*Extract provided*
.....
Estuary

How to Stream MongoDB Data to Apache Iceberg for Analytics and AI

Learn how to stream MongoDB data to Apache Iceberg in real time using Estuary Flow. Capture MongoDB change streams, ensure exactly-once delivery, and keep your Iceberg tables fresh for analytics, AI, and BI without complex ETL jobs.

MongoDB-Apache Iceberg Streaming Pipeline with Estuary
Share this article

Want to stream MongoDB data to Apache Iceberg without managing complex ETL pipelines?

With a MongoDB CDC to Iceberg integration, you can capture changes from MongoDB as they happen and store them in Iceberg tables. These tables give you ACID transactions, schema evolution, partition evolution, and time travel, all while using your existing cloud storage.

This means your analytics, AI models, and BI dashboards always have the freshest data without waiting for nightly batch jobs. With Estuary Flow, a MongoDB to Apache Iceberg pipeline takes minutes to set up, runs with exactly-once guarantees, and keeps data flowing continuously so you never have to worry about stale information.

Why Stream MongoDB Data to Apache Iceberg

MongoDB is often the system of record for high-velocity data such as application events, IoT readings, transactions, and user interactions. This data changes constantly, and analytics or AI workloads lose value if they work with stale information. Apache Iceberg provides the ideal destination for this data by combining the scalability of a data lake with the reliability of a database.

With MongoDB CDC to Iceberg integration, you can capture every insert, update, and delete as it happens and store it in Iceberg tables that support ACID transactions, schema evolution, and time travel. This ensures that queries, dashboards, and ML pipelines always operate on the most current state of your data.
.....
*Entries supplied*
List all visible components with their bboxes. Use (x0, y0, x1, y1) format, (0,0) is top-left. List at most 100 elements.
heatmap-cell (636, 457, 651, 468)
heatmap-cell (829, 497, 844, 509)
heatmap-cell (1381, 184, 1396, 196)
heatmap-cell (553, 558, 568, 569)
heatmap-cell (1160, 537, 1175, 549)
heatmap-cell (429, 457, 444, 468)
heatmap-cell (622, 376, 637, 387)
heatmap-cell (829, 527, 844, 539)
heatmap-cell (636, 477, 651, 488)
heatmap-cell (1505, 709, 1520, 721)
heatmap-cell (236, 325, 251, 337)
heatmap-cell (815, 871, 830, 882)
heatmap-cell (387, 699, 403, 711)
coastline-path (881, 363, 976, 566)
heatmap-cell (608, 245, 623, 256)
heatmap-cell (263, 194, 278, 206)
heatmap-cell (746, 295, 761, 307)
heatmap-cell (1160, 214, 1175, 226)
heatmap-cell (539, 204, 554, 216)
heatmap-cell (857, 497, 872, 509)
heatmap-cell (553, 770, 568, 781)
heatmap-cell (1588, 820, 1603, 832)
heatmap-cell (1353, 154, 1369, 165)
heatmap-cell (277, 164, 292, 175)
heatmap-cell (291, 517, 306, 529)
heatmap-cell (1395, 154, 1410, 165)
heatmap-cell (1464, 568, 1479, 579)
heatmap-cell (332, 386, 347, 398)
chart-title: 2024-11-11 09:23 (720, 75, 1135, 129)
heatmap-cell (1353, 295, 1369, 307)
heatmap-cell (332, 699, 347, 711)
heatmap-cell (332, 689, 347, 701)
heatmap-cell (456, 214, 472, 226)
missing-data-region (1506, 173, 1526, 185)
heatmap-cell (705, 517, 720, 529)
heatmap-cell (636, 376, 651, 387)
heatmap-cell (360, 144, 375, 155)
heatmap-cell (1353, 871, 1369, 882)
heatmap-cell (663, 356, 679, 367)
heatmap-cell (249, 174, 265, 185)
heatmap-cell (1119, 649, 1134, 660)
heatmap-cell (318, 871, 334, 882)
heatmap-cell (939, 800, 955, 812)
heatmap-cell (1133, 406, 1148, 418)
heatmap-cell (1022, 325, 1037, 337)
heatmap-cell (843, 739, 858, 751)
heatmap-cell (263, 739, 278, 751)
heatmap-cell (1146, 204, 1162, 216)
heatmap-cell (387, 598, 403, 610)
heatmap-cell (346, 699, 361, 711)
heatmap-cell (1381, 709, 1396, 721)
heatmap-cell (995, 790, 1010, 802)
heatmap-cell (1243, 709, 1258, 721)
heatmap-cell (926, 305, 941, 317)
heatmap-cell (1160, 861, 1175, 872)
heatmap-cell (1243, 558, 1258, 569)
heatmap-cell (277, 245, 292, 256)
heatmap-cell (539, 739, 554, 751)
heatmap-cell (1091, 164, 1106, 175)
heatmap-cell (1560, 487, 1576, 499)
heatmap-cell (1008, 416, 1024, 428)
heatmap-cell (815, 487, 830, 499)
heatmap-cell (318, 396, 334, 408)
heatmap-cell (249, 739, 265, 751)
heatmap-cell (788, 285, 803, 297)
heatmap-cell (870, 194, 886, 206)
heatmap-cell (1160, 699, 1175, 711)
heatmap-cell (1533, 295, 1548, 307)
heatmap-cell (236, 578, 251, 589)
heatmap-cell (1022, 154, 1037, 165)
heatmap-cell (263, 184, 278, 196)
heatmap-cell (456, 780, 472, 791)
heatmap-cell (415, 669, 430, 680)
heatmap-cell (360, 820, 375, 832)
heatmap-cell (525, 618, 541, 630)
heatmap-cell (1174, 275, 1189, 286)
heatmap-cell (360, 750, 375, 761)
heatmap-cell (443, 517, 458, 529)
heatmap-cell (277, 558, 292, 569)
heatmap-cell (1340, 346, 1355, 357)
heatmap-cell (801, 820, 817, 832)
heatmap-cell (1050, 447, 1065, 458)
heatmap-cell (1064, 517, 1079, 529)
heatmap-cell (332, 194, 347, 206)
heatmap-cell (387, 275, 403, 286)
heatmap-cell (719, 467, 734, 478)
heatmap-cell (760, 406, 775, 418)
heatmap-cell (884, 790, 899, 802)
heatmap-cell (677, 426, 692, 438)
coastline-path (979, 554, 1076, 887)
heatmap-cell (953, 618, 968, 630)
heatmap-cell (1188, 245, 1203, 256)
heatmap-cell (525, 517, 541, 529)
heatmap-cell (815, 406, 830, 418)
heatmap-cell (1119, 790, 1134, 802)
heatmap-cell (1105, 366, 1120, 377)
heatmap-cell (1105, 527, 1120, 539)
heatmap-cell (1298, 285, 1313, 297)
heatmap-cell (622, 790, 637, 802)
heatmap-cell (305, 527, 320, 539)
.....
*Goal 1*
From the article on streaming MongoDB data to Apache Iceberg, pull out the passage starting at "MongoDB is often" and ending at "of a database.", copying it word for word.
*Goal 2*
Write the next part of the article on streaming MongoDB data to Apache Iceberg, picking up after its final sentence.

*Final answer 1*
MongoDB is often the system of record for high-velocity data such as application events, IoT readings, transactions, and user interactions. This data changes constantly, and analytics or AI workloads lose value if they work with stale information. Apache Iceberg provides the ideal destination for this data by combining the scalability of a data lake with the reliability of a database.

*Final answer 2*
Streaming MongoDB into Iceberg also removes the need for manual exports or batch ETL jobs that require scheduling and constant upkeep. Instead, a continuous pipeline delivers exactly-once guarantees, keeps schema in sync, and maintains a live data lakehouse ready for any analytics or AI workload.

Prerequisites Checklist

Before you set up your pipeline, ensure you have:

  • A MongoDB cluster with change streams enabled (Atlas, self-hosted, or compatible services like Amazon DocumentDB and Azure Cosmos DB for MongoDB API — note that some versions may have limited change stream support).
  • An Apache Iceberg REST catalog (e.g., AWS Glue, Snowflake Open Catalog).
  • Access to Estuary Flow (create a free account if you don’t have one).
  • Network and IAM permissions for Estuary Flow to connect to both MongoDB and your Iceberg environment.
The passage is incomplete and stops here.